Task to carry out: Identify the lines that contain the string "frac", then copy each of them.

(Data items)
======

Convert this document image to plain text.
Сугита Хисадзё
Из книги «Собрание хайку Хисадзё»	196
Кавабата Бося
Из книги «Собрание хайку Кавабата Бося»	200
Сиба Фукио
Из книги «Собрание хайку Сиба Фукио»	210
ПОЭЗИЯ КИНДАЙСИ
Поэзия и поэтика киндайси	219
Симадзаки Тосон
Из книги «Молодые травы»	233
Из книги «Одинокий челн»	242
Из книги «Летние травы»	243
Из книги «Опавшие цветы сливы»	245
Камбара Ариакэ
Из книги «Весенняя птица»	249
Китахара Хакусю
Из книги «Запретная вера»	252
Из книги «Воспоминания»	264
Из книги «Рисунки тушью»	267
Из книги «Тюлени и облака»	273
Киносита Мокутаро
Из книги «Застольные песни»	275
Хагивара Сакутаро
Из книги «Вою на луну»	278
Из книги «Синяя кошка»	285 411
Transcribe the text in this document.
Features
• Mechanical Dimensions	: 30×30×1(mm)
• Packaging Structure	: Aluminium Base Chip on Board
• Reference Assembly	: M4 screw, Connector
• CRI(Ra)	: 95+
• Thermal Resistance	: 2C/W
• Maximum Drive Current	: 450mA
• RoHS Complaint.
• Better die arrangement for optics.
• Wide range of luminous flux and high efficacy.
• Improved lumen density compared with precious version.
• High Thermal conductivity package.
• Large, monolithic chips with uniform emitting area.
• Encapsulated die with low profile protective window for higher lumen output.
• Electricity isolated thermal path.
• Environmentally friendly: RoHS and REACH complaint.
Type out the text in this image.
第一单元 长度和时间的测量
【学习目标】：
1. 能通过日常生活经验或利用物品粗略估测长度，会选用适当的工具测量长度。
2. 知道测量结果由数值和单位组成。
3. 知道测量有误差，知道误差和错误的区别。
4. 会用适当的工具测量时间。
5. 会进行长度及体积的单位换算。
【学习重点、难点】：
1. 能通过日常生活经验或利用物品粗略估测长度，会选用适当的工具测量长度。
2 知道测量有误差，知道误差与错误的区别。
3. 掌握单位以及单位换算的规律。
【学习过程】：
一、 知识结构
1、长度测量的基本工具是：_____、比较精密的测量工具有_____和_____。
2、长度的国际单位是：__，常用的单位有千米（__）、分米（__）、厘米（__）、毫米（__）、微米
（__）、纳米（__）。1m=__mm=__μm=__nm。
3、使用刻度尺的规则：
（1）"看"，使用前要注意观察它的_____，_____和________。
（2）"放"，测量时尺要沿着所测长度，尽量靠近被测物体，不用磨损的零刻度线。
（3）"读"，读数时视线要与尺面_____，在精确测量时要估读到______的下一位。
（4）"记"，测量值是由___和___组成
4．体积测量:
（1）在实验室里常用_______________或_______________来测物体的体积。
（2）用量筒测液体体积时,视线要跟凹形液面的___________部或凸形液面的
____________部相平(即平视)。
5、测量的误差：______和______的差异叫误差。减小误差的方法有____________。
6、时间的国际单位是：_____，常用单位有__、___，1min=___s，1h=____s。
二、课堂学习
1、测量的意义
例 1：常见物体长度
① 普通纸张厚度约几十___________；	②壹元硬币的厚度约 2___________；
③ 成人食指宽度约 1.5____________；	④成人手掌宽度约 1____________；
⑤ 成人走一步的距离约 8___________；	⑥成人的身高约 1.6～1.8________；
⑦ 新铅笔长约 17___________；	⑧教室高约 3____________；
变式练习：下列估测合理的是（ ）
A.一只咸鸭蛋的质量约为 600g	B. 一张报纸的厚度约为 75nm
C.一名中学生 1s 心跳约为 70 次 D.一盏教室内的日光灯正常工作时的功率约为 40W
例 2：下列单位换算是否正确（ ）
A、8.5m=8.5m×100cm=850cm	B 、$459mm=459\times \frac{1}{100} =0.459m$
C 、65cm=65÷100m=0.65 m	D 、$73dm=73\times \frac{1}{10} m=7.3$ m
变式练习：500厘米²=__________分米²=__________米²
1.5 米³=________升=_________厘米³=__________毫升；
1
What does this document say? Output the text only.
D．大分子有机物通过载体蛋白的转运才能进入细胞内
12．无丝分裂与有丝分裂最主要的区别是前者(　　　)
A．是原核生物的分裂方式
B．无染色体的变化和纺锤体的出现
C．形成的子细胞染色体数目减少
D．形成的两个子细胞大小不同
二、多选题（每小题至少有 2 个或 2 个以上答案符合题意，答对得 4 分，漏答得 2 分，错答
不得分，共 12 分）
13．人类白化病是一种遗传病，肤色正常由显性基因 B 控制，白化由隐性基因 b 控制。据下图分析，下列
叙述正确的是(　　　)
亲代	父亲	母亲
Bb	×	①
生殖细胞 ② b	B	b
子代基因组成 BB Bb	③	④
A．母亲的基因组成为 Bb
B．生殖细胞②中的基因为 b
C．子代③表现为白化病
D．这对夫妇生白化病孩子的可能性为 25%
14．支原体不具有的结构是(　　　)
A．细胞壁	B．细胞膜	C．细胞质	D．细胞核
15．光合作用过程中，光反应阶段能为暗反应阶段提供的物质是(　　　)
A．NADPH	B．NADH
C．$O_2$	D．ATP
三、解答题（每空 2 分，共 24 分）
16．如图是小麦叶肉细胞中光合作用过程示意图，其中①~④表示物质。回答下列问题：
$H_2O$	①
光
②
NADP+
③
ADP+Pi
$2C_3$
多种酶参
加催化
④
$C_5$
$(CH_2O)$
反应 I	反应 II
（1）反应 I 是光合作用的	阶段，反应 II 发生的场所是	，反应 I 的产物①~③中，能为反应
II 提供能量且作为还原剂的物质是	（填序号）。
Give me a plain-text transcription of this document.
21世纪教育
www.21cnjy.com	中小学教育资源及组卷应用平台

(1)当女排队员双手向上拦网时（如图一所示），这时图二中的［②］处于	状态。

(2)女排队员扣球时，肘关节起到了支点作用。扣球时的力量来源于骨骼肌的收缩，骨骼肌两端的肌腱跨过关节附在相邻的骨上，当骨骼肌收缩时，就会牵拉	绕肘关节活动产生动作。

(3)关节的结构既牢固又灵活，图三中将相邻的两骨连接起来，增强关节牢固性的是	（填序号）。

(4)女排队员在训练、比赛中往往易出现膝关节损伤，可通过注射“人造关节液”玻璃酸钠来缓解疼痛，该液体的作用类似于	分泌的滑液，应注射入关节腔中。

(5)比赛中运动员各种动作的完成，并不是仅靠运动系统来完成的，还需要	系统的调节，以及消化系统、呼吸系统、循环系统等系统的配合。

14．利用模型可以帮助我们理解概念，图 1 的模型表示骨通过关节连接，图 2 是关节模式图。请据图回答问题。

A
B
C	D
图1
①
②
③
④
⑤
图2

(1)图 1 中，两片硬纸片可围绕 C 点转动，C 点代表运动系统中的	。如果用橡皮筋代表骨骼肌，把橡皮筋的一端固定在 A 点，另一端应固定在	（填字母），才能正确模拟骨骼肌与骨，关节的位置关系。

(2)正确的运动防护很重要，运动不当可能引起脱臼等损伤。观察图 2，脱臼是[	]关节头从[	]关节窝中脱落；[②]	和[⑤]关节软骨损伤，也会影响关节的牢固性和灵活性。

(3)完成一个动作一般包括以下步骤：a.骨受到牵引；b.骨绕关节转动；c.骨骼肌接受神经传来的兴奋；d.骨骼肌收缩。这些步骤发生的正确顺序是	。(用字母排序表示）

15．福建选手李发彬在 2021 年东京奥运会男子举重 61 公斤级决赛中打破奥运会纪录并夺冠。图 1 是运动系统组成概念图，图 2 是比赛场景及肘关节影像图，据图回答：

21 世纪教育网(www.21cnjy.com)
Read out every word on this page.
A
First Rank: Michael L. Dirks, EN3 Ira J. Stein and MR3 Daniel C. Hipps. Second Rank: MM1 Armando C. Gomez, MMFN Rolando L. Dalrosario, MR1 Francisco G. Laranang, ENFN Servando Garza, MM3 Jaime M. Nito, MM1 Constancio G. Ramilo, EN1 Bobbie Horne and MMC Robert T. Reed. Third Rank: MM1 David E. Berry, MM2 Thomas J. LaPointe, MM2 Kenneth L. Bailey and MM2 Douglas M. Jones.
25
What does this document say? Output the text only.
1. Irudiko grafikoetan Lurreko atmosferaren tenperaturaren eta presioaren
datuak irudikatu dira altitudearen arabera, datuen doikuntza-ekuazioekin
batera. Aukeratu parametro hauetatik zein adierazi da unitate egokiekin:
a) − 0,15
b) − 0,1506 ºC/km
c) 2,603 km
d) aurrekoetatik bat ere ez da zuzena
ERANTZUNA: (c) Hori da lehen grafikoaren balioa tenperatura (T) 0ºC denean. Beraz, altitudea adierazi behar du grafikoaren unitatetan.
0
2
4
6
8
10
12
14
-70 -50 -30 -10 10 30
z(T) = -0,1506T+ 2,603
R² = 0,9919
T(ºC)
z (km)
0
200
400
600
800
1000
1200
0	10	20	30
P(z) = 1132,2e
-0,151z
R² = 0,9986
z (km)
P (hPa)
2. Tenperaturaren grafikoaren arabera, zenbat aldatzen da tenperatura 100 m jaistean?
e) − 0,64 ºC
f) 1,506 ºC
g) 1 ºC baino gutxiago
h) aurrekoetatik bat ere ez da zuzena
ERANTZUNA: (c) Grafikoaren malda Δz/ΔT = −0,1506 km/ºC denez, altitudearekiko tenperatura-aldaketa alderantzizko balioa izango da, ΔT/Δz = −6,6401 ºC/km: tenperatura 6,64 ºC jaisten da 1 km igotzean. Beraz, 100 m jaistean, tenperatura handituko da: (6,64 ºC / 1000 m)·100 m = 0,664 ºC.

======

Solution:
A、8.5m=8.5m×100cm=850cm	B 、$459mm=459\times \frac{1}{100} =0.459m$
C 、65cm=65÷100m=0.65 m	D 、$73dm=73\times \frac{1}{10} m=7.3$ m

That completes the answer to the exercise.